Recorded data

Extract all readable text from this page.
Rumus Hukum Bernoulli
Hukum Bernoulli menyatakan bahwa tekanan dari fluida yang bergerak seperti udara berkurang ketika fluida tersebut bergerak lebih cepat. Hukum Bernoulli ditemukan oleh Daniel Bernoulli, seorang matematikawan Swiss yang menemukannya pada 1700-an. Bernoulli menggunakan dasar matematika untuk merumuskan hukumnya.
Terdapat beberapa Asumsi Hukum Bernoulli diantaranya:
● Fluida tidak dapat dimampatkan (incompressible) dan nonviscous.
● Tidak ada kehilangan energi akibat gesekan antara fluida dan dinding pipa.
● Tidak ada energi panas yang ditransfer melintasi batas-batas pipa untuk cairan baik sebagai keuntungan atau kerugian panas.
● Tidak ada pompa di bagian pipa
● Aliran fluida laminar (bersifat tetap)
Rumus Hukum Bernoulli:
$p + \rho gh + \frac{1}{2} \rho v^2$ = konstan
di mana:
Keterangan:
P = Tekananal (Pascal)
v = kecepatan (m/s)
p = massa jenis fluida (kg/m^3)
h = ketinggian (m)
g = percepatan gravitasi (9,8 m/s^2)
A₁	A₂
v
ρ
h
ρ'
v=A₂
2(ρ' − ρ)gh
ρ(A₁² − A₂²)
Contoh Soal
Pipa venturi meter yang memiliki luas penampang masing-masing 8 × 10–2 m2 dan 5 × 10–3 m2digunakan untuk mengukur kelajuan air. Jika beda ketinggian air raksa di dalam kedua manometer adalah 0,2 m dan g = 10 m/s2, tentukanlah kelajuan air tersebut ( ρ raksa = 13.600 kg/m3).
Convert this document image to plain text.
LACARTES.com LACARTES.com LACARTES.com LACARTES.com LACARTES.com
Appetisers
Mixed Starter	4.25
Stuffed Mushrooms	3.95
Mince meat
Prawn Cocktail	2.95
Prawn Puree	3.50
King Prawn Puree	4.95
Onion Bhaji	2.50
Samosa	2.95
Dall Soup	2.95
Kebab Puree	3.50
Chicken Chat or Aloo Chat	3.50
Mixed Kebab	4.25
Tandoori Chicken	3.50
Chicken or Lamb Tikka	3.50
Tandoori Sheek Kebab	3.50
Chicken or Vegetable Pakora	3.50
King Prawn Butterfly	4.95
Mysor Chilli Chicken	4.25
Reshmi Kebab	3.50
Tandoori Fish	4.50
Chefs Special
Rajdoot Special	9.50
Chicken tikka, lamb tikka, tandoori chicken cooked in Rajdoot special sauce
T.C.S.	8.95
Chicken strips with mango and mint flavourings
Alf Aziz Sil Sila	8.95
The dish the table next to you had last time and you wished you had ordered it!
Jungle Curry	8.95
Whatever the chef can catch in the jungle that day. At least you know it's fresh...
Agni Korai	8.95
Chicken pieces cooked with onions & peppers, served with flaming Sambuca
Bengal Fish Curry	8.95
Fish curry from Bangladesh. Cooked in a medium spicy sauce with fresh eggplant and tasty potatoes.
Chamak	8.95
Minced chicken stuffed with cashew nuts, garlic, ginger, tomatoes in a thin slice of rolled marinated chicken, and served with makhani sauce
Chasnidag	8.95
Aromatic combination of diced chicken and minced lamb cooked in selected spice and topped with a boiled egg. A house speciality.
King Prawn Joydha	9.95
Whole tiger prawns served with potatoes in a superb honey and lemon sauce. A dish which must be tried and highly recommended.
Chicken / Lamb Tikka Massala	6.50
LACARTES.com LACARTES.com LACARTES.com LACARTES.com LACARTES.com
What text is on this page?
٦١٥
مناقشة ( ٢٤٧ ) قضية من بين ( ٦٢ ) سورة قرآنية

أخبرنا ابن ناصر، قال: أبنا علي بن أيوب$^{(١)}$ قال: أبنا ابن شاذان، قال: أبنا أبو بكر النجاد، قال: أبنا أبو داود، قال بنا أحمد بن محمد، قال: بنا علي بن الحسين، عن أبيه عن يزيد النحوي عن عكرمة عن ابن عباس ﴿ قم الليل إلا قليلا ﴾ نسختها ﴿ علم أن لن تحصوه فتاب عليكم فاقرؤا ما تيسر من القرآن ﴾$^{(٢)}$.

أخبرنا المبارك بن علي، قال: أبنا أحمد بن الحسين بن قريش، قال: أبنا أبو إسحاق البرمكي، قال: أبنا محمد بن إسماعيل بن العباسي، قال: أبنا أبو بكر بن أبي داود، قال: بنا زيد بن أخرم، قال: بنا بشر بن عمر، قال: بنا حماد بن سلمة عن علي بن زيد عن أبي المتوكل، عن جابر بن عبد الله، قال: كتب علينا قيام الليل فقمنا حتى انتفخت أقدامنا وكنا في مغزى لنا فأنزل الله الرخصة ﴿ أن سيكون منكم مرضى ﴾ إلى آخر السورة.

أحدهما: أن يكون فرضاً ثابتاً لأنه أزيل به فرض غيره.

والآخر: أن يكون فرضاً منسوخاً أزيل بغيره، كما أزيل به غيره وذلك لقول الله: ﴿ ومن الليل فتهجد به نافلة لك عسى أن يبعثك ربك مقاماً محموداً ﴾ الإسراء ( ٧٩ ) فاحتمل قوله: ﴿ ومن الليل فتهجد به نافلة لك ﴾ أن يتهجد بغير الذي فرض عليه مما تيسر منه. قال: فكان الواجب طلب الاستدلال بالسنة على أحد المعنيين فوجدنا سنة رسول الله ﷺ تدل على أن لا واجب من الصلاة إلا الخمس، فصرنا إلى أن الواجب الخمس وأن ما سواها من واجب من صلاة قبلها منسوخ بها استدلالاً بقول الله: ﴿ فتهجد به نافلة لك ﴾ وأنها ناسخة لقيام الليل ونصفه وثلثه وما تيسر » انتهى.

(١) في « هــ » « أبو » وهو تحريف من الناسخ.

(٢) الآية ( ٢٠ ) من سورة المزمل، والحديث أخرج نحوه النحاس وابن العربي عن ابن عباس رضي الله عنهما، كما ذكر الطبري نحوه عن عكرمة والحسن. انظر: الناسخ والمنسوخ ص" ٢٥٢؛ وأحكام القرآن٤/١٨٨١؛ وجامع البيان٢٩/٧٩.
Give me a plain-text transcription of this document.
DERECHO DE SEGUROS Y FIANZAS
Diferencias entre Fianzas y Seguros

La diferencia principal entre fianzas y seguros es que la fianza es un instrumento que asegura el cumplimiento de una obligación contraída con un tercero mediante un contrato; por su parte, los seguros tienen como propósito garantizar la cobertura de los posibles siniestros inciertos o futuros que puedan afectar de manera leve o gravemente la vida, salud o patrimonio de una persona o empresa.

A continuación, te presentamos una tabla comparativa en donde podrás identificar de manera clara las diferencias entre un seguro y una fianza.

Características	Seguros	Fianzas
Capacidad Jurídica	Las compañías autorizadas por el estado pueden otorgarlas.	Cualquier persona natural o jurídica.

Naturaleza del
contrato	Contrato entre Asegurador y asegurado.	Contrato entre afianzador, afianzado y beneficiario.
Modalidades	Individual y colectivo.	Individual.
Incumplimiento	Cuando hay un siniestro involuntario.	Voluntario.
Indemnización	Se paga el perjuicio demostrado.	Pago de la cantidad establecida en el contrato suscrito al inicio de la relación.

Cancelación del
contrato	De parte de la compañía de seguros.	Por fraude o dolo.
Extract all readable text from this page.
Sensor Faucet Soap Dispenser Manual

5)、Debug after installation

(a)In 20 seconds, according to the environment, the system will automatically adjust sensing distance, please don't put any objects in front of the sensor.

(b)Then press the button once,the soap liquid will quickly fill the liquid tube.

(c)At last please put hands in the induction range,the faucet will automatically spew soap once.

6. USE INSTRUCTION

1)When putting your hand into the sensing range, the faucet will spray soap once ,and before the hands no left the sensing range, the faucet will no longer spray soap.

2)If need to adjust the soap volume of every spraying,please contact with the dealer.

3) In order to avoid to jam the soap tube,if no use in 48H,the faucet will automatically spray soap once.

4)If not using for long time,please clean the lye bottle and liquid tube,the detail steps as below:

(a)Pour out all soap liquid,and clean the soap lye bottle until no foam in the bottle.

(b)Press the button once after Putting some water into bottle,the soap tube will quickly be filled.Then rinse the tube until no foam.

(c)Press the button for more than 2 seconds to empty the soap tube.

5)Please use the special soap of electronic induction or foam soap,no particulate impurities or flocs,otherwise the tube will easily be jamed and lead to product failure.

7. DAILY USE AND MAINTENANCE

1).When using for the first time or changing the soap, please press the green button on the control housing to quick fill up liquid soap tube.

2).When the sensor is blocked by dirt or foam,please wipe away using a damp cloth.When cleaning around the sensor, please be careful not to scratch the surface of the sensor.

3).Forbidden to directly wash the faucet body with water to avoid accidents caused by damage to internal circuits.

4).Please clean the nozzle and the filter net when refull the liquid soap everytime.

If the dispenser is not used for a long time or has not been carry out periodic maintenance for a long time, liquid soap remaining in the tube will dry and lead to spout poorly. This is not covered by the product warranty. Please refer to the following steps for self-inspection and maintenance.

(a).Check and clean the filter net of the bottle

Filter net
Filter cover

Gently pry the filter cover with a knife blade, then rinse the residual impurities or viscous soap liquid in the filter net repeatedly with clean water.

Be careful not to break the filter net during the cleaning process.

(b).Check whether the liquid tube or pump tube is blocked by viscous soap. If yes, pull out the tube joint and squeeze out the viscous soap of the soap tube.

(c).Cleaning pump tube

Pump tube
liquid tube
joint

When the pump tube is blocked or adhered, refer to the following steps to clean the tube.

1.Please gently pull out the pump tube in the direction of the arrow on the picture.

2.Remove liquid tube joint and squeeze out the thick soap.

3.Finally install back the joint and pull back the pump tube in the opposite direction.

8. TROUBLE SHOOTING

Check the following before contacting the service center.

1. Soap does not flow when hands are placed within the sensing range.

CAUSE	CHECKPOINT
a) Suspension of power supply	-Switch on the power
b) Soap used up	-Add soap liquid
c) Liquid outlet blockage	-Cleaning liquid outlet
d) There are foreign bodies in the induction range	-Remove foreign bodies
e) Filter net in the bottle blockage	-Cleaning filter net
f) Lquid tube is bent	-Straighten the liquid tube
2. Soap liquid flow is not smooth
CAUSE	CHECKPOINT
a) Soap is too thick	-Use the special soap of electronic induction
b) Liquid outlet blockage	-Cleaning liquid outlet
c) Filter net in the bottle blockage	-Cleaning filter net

• [THE TASK]:
Of the lines above, copy each that contains "joint".

• [CORRECT RESULT]:
(b).Check whether the liquid tube or pump tube is blocked by viscous soap. If yes, pull out the tube joint and squeeze out the viscous soap of the soap tube.
joint
2.Remove liquid tube joint and squeeze out the thick soap.
3.Finally install back the joint and pull back the pump tube in the opposite direction.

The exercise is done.